Some records:
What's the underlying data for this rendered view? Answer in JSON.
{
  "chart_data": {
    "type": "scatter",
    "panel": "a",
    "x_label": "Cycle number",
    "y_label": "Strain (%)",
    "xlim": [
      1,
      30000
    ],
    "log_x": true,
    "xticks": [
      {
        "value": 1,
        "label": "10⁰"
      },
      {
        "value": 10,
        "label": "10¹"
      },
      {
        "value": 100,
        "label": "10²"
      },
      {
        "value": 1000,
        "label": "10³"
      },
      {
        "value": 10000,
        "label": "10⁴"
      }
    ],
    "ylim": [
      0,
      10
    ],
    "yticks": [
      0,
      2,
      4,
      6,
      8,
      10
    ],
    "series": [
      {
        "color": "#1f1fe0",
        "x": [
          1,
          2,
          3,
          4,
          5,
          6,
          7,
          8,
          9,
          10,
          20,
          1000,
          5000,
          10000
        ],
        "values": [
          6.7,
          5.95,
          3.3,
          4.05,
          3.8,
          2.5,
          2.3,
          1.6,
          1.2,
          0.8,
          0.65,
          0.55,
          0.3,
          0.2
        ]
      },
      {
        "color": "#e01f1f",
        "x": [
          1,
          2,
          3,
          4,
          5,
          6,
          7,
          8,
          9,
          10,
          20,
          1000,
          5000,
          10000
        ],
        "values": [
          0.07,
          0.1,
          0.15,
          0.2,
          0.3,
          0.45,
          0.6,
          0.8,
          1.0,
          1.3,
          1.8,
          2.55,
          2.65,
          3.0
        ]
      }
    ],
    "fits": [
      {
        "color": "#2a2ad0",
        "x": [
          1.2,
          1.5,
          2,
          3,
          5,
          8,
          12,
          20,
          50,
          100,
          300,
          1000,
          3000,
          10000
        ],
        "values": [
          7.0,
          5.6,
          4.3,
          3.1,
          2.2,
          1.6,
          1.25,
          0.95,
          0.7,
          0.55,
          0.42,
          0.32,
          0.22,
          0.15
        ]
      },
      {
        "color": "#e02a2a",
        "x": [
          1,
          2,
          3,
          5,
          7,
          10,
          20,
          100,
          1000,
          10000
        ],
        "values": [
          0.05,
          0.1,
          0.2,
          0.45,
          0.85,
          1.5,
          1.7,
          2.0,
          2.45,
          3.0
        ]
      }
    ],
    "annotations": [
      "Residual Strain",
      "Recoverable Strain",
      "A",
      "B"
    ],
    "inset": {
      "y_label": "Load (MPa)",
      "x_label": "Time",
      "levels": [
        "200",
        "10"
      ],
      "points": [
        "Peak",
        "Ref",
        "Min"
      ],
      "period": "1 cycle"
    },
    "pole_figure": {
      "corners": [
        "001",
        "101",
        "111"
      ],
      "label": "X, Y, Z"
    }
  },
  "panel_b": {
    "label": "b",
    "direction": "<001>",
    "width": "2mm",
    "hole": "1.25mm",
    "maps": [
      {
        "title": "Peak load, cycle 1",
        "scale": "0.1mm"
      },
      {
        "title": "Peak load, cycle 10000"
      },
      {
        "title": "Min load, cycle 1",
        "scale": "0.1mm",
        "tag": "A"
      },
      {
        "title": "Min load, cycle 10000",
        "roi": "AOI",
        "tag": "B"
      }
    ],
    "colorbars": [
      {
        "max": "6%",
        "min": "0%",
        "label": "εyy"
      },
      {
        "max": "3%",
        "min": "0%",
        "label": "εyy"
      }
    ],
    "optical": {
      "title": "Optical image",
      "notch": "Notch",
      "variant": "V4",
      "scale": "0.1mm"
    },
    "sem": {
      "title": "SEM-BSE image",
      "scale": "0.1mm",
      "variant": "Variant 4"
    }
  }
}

* * *

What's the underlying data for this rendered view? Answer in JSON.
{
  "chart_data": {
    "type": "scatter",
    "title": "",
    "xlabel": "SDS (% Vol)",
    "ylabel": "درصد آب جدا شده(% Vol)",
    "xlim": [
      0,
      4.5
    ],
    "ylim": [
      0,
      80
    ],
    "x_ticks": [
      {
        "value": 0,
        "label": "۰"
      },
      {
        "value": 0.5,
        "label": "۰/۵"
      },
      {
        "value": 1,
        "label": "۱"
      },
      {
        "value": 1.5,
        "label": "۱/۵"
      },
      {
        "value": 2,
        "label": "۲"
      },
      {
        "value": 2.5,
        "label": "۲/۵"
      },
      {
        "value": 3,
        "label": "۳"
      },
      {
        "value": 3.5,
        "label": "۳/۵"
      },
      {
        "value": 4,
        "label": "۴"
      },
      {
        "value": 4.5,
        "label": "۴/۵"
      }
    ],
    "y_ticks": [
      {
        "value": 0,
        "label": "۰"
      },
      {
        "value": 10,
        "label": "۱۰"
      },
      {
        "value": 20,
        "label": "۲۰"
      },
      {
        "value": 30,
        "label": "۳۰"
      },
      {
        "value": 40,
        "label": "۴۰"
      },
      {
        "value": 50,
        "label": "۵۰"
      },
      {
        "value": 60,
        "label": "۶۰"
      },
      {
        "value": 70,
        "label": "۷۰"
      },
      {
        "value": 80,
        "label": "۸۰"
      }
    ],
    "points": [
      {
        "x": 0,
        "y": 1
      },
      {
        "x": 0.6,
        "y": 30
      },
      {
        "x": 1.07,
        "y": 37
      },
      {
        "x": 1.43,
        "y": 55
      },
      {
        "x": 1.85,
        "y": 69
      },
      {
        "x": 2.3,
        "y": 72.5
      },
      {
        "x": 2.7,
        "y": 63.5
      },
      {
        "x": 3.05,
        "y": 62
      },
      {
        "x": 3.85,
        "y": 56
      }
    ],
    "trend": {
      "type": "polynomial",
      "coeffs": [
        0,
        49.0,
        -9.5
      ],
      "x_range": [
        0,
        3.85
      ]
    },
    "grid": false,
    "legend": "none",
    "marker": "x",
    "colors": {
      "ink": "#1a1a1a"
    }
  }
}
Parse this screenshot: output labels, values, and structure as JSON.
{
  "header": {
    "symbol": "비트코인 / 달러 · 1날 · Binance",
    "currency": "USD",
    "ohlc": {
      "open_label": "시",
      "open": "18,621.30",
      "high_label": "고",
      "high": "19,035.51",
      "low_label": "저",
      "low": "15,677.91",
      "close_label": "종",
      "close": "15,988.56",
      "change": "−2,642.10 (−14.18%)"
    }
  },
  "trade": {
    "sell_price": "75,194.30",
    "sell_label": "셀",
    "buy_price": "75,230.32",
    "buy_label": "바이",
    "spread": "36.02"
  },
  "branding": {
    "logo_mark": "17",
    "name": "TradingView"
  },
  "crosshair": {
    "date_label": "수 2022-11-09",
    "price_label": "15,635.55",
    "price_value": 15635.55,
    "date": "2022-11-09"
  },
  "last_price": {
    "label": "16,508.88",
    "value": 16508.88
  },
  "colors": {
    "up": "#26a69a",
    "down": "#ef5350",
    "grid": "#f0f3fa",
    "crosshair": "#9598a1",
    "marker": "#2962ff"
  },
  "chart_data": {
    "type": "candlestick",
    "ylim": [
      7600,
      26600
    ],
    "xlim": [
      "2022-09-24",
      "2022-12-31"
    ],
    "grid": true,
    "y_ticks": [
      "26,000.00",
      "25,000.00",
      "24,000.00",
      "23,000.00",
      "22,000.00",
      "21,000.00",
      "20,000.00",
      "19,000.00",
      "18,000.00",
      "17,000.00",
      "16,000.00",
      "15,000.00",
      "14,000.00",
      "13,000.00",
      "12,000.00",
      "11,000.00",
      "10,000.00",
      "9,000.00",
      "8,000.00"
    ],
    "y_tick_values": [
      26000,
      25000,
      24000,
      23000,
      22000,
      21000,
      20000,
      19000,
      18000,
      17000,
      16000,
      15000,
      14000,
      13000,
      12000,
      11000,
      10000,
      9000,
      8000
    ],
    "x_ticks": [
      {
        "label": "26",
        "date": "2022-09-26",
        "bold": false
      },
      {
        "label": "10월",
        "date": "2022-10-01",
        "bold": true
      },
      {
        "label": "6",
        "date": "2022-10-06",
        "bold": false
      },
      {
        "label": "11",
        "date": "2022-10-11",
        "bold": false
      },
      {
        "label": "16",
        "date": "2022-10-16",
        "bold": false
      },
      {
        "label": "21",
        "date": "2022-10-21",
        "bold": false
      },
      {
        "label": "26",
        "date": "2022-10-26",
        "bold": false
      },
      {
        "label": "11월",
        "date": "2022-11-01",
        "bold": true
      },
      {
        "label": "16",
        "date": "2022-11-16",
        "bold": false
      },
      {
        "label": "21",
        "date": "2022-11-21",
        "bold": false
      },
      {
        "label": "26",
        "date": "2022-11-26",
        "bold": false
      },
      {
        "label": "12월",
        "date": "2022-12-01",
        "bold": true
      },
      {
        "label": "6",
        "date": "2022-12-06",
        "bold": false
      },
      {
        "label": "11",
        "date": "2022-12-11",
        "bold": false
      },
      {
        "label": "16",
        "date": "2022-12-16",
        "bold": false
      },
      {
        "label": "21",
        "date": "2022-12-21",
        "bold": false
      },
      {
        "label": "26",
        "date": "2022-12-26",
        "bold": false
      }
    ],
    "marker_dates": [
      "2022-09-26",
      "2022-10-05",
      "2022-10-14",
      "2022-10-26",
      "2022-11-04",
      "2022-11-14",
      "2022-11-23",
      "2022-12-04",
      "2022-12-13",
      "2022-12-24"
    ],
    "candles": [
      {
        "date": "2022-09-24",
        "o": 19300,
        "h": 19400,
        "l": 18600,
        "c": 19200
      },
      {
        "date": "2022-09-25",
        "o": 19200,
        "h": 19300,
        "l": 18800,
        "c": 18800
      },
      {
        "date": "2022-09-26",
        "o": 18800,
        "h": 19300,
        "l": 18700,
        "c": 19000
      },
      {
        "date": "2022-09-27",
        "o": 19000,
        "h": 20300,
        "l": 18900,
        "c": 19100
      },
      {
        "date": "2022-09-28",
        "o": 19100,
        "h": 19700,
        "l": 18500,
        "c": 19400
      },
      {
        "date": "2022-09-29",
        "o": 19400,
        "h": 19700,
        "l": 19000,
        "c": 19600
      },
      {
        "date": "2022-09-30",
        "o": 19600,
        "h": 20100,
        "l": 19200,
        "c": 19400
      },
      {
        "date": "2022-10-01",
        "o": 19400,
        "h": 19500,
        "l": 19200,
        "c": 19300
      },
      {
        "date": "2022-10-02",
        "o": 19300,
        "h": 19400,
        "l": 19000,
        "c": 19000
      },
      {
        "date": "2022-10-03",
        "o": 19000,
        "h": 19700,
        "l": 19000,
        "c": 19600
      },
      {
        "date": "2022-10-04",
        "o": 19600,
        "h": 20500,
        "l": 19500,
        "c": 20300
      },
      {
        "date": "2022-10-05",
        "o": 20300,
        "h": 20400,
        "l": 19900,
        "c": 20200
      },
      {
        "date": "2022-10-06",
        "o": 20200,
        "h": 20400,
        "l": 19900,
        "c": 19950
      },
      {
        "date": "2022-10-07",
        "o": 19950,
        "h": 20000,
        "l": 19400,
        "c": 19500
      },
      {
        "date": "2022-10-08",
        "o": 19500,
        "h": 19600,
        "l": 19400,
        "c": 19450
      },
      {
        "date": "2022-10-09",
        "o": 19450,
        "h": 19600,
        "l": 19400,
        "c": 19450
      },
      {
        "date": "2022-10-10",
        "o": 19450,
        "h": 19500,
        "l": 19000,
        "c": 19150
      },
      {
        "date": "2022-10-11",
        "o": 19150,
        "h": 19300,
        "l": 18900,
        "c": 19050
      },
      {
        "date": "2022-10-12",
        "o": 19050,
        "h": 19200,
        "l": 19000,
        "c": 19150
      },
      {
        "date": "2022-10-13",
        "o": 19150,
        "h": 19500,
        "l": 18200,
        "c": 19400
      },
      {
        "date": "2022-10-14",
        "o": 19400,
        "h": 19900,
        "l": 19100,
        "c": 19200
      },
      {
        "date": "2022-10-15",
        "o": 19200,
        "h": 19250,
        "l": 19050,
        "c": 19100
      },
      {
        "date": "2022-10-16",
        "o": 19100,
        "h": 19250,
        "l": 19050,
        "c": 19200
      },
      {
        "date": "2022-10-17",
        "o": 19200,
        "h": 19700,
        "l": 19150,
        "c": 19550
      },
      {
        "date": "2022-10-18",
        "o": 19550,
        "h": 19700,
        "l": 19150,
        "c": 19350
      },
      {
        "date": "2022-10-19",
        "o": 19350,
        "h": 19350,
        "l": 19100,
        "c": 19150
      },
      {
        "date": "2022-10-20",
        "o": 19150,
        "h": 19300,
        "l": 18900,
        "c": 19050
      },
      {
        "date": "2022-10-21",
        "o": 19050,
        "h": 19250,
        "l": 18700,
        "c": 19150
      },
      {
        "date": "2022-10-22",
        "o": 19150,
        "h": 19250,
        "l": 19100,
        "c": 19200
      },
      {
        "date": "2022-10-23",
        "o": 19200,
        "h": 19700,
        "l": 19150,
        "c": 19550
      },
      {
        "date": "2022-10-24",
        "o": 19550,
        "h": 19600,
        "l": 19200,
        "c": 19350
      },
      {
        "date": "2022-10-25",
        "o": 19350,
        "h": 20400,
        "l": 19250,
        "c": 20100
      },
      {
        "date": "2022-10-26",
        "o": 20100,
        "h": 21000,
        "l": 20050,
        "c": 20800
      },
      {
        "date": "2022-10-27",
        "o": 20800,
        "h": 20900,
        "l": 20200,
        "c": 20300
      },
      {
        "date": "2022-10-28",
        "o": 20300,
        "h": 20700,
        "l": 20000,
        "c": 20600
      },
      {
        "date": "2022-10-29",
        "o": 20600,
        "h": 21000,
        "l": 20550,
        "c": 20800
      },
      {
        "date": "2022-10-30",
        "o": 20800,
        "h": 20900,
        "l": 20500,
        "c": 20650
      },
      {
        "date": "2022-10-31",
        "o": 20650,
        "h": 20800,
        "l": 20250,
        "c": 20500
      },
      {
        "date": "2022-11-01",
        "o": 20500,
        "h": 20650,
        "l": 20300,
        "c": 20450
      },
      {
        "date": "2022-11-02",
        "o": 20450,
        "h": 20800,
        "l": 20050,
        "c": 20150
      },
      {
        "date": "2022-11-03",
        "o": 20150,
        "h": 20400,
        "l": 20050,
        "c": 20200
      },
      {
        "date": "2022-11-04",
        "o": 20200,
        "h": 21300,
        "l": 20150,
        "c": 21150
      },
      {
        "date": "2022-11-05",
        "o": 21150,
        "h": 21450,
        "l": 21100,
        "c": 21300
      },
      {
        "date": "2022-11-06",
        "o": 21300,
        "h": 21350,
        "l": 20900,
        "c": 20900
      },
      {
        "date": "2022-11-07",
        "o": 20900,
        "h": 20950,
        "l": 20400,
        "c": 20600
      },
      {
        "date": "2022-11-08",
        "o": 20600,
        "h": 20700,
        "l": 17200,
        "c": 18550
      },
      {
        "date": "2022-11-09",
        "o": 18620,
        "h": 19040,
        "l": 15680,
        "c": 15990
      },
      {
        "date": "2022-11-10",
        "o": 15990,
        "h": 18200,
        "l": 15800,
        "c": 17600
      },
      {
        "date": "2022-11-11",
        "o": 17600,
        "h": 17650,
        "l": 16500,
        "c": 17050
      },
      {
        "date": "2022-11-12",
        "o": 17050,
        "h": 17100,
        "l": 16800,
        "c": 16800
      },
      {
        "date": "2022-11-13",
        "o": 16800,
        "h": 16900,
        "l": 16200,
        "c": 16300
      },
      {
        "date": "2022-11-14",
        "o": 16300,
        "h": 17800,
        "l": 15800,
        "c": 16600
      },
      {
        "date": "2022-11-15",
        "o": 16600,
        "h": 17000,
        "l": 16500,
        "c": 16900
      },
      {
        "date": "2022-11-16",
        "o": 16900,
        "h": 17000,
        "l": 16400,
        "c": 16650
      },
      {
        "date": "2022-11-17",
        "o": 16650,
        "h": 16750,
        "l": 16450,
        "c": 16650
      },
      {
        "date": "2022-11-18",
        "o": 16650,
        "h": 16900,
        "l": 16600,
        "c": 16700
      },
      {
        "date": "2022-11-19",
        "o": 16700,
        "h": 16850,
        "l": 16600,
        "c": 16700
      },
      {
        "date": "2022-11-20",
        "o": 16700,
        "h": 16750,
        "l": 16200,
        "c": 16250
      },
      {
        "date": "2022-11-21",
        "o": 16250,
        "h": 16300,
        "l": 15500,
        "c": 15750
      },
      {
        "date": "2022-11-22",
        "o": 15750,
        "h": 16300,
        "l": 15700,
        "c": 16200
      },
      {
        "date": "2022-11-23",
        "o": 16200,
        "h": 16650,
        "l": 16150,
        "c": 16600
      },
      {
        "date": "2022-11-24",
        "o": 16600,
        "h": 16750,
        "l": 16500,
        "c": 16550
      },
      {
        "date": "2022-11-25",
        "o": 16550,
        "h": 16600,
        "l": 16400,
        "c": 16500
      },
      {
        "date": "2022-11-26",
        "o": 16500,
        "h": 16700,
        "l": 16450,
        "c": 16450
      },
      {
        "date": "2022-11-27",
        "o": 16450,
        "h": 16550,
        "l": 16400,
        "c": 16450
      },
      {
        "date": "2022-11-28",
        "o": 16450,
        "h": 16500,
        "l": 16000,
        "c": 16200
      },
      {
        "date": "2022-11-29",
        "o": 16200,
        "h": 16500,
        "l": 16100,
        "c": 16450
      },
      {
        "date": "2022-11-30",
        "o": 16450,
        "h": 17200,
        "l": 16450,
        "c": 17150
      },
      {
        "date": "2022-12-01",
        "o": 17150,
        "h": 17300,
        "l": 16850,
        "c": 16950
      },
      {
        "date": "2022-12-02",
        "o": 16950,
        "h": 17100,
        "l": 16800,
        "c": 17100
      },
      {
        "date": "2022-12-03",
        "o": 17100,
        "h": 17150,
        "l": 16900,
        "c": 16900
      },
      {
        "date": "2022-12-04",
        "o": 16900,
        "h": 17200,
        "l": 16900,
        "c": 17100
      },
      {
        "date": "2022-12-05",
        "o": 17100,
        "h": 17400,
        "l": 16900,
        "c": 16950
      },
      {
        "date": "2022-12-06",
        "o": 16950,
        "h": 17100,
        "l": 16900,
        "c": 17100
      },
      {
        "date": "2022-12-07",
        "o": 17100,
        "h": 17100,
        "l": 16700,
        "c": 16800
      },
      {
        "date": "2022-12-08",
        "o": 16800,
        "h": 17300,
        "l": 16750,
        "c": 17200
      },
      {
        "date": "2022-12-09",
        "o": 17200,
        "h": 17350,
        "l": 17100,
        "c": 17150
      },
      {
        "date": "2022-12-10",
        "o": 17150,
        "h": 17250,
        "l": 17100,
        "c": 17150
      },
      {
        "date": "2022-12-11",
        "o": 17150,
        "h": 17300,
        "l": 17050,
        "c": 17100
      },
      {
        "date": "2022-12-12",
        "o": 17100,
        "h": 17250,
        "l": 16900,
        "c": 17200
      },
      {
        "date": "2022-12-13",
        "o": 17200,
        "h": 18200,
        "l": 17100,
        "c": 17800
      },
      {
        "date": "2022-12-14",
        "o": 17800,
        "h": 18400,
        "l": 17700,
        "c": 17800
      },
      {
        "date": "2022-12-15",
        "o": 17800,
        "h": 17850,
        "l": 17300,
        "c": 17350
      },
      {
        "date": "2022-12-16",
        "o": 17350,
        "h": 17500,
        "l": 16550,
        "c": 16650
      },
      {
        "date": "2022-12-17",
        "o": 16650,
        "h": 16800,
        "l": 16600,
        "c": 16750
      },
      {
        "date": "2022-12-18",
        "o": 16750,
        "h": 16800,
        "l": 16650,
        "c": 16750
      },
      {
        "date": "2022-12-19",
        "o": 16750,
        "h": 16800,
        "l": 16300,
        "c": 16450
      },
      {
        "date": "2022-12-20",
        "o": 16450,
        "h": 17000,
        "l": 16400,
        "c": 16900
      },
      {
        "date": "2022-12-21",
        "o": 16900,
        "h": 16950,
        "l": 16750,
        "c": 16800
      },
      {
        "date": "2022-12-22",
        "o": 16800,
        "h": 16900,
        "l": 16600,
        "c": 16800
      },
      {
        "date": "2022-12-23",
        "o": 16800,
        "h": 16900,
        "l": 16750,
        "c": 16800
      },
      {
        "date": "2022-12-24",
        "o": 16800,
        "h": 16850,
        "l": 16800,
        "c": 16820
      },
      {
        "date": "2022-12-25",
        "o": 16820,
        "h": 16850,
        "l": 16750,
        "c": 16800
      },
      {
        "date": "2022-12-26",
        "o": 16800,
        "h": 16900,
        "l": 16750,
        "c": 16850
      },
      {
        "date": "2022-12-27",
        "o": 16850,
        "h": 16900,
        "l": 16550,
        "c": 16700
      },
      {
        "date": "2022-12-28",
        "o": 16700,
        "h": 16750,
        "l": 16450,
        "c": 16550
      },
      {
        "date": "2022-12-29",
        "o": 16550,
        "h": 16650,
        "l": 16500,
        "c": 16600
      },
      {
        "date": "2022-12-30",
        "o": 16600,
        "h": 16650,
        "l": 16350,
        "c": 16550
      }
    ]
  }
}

---

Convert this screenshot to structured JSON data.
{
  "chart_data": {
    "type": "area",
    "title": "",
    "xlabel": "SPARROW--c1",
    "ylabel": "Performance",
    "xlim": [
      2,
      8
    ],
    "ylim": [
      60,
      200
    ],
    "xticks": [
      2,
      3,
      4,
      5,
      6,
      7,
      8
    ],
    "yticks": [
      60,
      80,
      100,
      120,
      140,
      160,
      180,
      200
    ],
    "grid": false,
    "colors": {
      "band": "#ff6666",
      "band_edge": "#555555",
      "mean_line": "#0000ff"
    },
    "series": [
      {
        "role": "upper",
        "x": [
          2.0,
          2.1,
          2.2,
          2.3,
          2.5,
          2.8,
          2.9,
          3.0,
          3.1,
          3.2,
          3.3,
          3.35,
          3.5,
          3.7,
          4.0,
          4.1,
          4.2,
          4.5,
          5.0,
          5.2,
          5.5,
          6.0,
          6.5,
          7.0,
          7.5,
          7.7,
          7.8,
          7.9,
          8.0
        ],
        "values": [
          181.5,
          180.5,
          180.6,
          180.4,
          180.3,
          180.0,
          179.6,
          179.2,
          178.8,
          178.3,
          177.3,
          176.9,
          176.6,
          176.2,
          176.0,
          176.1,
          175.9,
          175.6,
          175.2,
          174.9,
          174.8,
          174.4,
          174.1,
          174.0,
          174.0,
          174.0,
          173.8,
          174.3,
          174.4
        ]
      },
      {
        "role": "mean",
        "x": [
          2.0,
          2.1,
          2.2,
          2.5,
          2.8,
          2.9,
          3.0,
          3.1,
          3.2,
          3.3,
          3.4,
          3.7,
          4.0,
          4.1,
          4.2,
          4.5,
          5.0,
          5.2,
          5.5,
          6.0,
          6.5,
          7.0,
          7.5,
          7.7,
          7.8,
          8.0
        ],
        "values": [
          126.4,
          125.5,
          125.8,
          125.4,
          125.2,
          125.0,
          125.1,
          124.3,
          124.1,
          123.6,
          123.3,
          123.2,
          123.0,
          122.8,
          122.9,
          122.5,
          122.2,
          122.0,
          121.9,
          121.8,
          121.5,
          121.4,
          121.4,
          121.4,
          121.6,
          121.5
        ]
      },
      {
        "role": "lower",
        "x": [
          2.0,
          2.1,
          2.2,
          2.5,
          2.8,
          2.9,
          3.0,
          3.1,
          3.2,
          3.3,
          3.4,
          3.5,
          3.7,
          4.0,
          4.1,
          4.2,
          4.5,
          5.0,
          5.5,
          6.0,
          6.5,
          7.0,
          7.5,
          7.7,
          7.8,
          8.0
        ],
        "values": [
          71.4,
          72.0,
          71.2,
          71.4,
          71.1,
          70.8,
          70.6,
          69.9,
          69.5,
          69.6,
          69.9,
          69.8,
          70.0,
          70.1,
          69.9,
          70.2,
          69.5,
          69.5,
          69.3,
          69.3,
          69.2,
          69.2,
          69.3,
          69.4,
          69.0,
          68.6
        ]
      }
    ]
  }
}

● The exercise: Report only how many lines of the listing hold the word "ylabel".

● Written response: 2